TASK
Will you write out the data exactly, excluding every picture?
::: GIVEN RECORDS :::
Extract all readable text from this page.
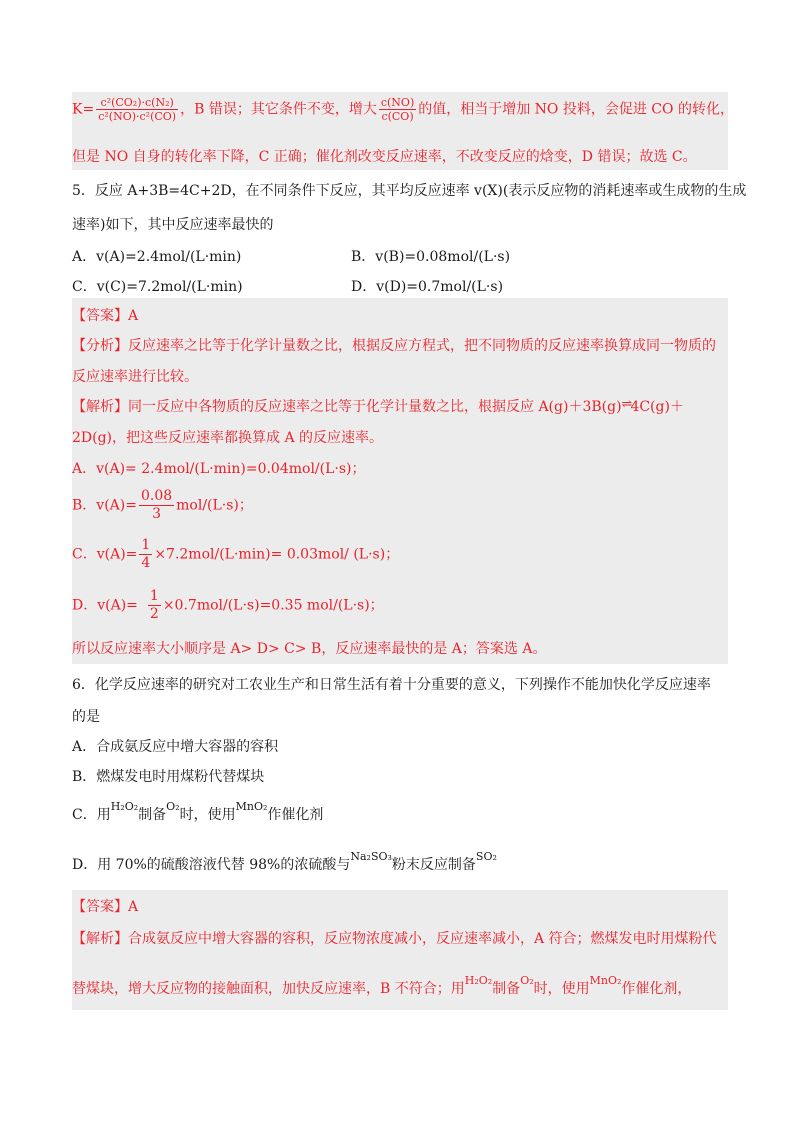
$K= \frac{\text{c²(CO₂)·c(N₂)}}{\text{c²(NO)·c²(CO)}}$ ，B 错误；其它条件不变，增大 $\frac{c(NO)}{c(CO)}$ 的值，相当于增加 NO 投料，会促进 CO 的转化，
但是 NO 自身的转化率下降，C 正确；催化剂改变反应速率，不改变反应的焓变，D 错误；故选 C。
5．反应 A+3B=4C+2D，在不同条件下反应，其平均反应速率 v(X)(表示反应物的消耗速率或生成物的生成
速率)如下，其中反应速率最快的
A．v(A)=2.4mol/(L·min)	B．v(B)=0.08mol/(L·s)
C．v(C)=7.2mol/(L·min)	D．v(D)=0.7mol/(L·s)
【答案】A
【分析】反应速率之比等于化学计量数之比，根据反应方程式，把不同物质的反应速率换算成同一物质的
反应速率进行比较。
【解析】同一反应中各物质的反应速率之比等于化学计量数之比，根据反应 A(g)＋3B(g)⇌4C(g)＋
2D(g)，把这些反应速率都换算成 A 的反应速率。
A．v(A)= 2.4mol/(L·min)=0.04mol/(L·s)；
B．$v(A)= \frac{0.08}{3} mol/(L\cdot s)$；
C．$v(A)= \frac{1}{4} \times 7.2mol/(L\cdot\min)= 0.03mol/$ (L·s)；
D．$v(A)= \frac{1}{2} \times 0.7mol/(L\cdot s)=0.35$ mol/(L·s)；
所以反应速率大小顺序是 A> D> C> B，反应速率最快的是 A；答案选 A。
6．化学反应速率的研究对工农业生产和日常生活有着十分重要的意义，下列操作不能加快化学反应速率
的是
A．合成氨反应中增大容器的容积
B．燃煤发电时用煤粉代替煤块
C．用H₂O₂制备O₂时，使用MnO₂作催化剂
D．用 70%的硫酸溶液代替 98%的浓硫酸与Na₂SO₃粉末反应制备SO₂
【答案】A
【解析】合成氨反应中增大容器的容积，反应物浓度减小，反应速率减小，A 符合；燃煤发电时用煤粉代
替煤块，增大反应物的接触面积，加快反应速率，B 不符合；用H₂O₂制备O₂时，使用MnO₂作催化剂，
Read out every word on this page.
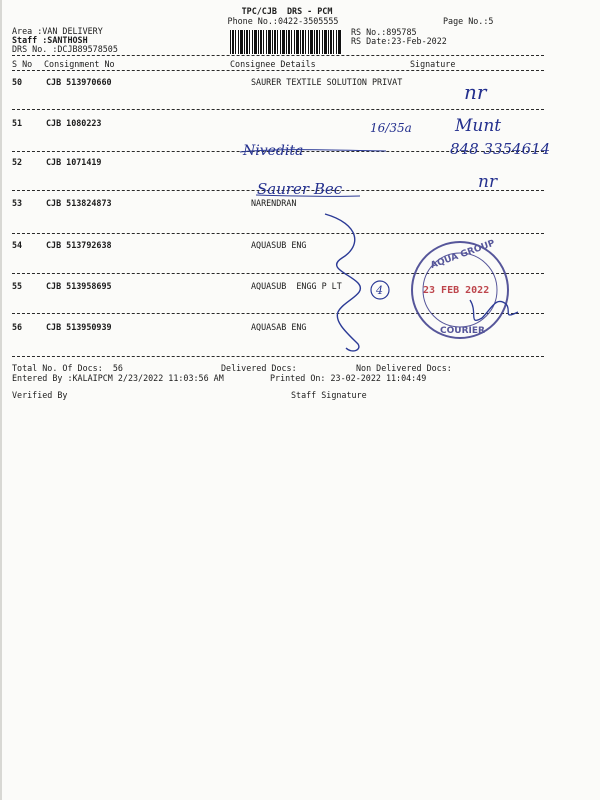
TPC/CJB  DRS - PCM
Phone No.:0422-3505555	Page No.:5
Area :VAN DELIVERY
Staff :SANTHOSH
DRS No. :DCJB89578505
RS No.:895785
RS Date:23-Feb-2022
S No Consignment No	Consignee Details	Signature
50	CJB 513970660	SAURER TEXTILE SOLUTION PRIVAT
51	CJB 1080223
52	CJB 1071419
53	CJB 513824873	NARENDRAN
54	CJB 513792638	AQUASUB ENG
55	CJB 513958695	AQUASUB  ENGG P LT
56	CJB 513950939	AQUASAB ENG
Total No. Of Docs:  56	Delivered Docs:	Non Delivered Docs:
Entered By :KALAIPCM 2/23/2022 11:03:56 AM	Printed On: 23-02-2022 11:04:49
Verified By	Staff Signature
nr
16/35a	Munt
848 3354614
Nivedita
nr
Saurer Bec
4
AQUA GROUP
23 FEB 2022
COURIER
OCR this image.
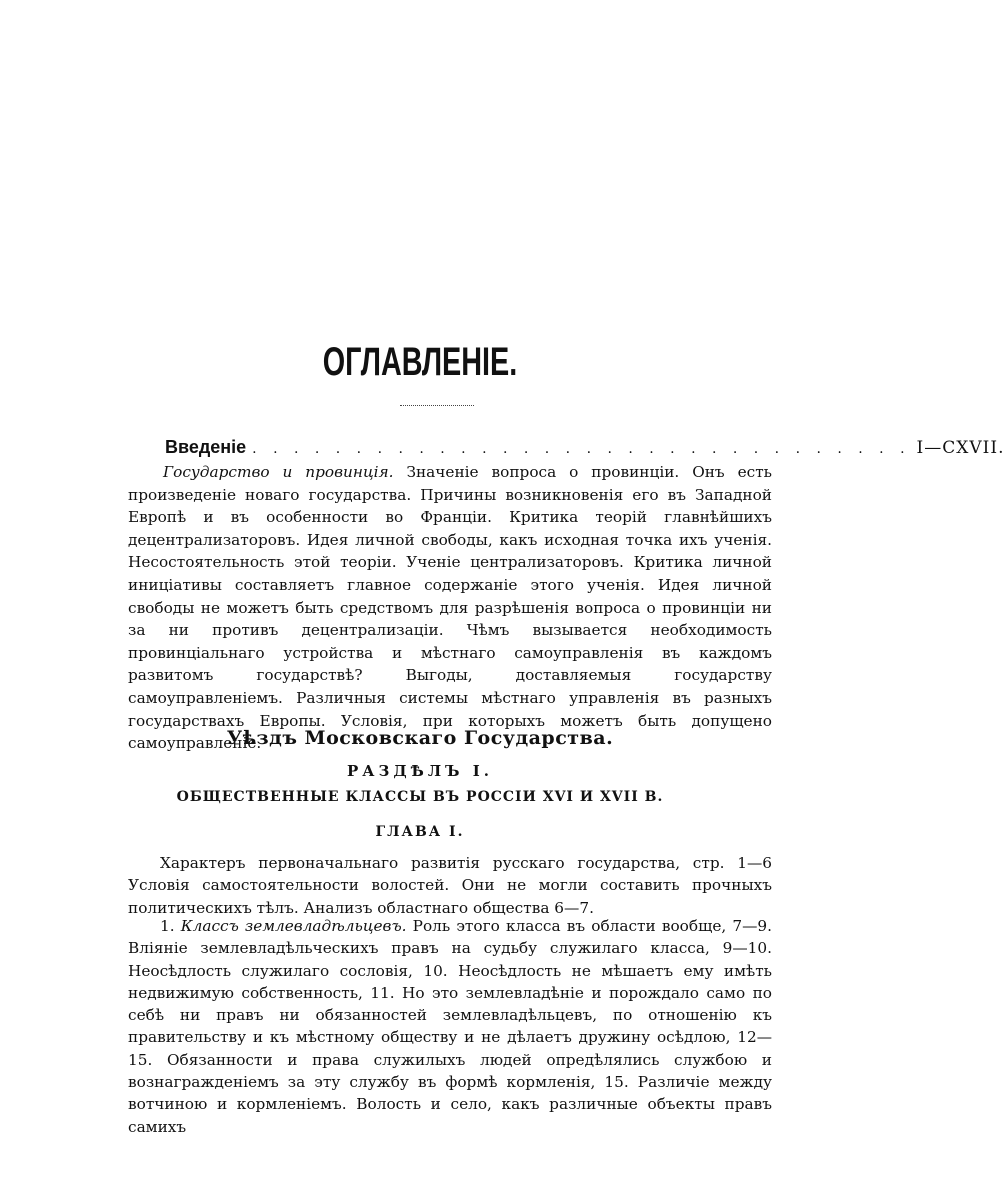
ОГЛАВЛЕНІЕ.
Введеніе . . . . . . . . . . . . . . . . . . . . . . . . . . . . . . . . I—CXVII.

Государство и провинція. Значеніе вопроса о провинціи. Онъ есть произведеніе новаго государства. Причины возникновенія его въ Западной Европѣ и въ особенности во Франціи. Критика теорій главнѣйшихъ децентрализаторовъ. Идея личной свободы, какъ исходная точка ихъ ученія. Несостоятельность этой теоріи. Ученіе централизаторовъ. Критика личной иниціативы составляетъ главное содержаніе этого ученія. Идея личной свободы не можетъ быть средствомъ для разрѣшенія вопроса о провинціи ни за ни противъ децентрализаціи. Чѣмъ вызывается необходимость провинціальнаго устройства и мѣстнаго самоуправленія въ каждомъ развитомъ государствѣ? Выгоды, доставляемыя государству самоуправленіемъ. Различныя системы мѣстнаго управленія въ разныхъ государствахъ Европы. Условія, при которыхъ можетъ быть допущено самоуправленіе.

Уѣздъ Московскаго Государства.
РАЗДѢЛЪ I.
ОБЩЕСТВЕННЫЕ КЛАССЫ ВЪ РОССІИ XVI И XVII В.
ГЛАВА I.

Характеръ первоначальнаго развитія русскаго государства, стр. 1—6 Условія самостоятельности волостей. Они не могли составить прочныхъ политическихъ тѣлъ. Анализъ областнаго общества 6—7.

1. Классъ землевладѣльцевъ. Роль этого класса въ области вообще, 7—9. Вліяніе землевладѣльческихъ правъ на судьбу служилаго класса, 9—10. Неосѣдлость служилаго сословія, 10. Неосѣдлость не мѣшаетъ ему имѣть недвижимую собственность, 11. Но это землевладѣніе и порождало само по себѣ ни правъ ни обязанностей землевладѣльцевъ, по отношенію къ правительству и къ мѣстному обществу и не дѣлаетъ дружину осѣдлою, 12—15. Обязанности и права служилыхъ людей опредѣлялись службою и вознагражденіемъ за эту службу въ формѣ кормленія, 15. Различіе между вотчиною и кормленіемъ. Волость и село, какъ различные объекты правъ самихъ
:::
THE COMPLETED TASK
Extract all readable text from this page.
$K= \frac{\text{c²(CO₂)·c(N₂)}}{\text{c²(NO)·c²(CO)}}$ ，B 错误；其它条件不变，增大 $\frac{c(NO)}{c(CO)}$ 的值，相当于增加 NO 投料，会促进 CO 的转化，
但是 NO 自身的转化率下降，C 正确；催化剂改变反应速率，不改变反应的焓变，D 错误；故选 C。
5．反应 A+3B=4C+2D，在不同条件下反应，其平均反应速率 v(X)(表示反应物的消耗速率或生成物的生成
速率)如下，其中反应速率最快的
A．v(A)=2.4mol/(L·min)	B．v(B)=0.08mol/(L·s)
C．v(C)=7.2mol/(L·min)	D．v(D)=0.7mol/(L·s)
【答案】A
【分析】反应速率之比等于化学计量数之比，根据反应方程式，把不同物质的反应速率换算成同一物质的
反应速率进行比较。
【解析】同一反应中各物质的反应速率之比等于化学计量数之比，根据反应 A(g)＋3B(g)⇌4C(g)＋
2D(g)，把这些反应速率都换算成 A 的反应速率。
A．v(A)= 2.4mol/(L·min)=0.04mol/(L·s)；
B．$v(A)= \frac{0.08}{3} mol/(L\cdot s)$；
C．$v(A)= \frac{1}{4} \times 7.2mol/(L\cdot\min)= 0.03mol/$ (L·s)；
D．$v(A)= \frac{1}{2} \times 0.7mol/(L\cdot s)=0.35$ mol/(L·s)；
所以反应速率大小顺序是 A> D> C> B，反应速率最快的是 A；答案选 A。
6．化学反应速率的研究对工农业生产和日常生活有着十分重要的意义，下列操作不能加快化学反应速率
的是
A．合成氨反应中增大容器的容积
B．燃煤发电时用煤粉代替煤块
C．用H₂O₂制备O₂时，使用MnO₂作催化剂
D．用 70%的硫酸溶液代替 98%的浓硫酸与Na₂SO₃粉末反应制备SO₂
【答案】A
【解析】合成氨反应中增大容器的容积，反应物浓度减小，反应速率减小，A 符合；燃煤发电时用煤粉代
替煤块，增大反应物的接触面积，加快反应速率，B 不符合；用H₂O₂制备O₂时，使用MnO₂作催化剂，
Read out every word on this page.
TPC/CJB  DRS - PCM
Phone No.:0422-3505555	Page No.:5
Area :VAN DELIVERY
Staff :SANTHOSH
DRS No. :DCJB89578505
RS No.:895785
RS Date:23-Feb-2022
S No Consignment No	Consignee Details	Signature
50	CJB 513970660	SAURER TEXTILE SOLUTION PRIVAT
51	CJB 1080223
52	CJB 1071419
53	CJB 513824873	NARENDRAN
54	CJB 513792638	AQUASUB ENG
55	CJB 513958695	AQUASUB  ENGG P LT
56	CJB 513950939	AQUASAB ENG
Total No. Of Docs:  56	Delivered Docs:	Non Delivered Docs:
Entered By :KALAIPCM 2/23/2022 11:03:56 AM	Printed On: 23-02-2022 11:04:49
Verified By	Staff Signature
nr
16/35a	Munt
848 3354614
Nivedita
nr
Saurer Bec
4
AQUA GROUP
23 FEB 2022
COURIER
OCR this image.
ОГЛАВЛЕНІЕ.
Введеніе . . . . . . . . . . . . . . . . . . . . . . . . . . . . . . . . I—CXVII.

Государство и провинція. Значеніе вопроса о провинціи. Онъ есть произведеніе новаго государства. Причины возникновенія его въ Западной Европѣ и въ особенности во Франціи. Критика теорій главнѣйшихъ децентрализаторовъ. Идея личной свободы, какъ исходная точка ихъ ученія. Несостоятельность этой теоріи. Ученіе централизаторовъ. Критика личной иниціативы составляетъ главное содержаніе этого ученія. Идея личной свободы не можетъ быть средствомъ для разрѣшенія вопроса о провинціи ни за ни противъ децентрализаціи. Чѣмъ вызывается необходимость провинціальнаго устройства и мѣстнаго самоуправленія въ каждомъ развитомъ государствѣ? Выгоды, доставляемыя государству самоуправленіемъ. Различныя системы мѣстнаго управленія въ разныхъ государствахъ Европы. Условія, при которыхъ можетъ быть допущено самоуправленіе.

Уѣздъ Московскаго Государства.
РАЗДѢЛЪ I.
ОБЩЕСТВЕННЫЕ КЛАССЫ ВЪ РОССІИ XVI И XVII В.
ГЛАВА I.

Характеръ первоначальнаго развитія русскаго государства, стр. 1—6 Условія самостоятельности волостей. Они не могли составить прочныхъ политическихъ тѣлъ. Анализъ областнаго общества 6—7.

1. Классъ землевладѣльцевъ. Роль этого класса въ области вообще, 7—9. Вліяніе землевладѣльческихъ правъ на судьбу служилаго класса, 9—10. Неосѣдлость служилаго сословія, 10. Неосѣдлость не мѣшаетъ ему имѣть недвижимую собственность, 11. Но это землевладѣніе и порождало само по себѣ ни правъ ни обязанностей землевладѣльцевъ, по отношенію къ правительству и къ мѣстному обществу и не дѣлаетъ дружину осѣдлою, 12—15. Обязанности и права служилыхъ людей опредѣлялись службою и вознагражденіемъ за эту службу въ формѣ кормленія, 15. Различіе между вотчиною и кормленіемъ. Волость и село, какъ различные объекты правъ самихъ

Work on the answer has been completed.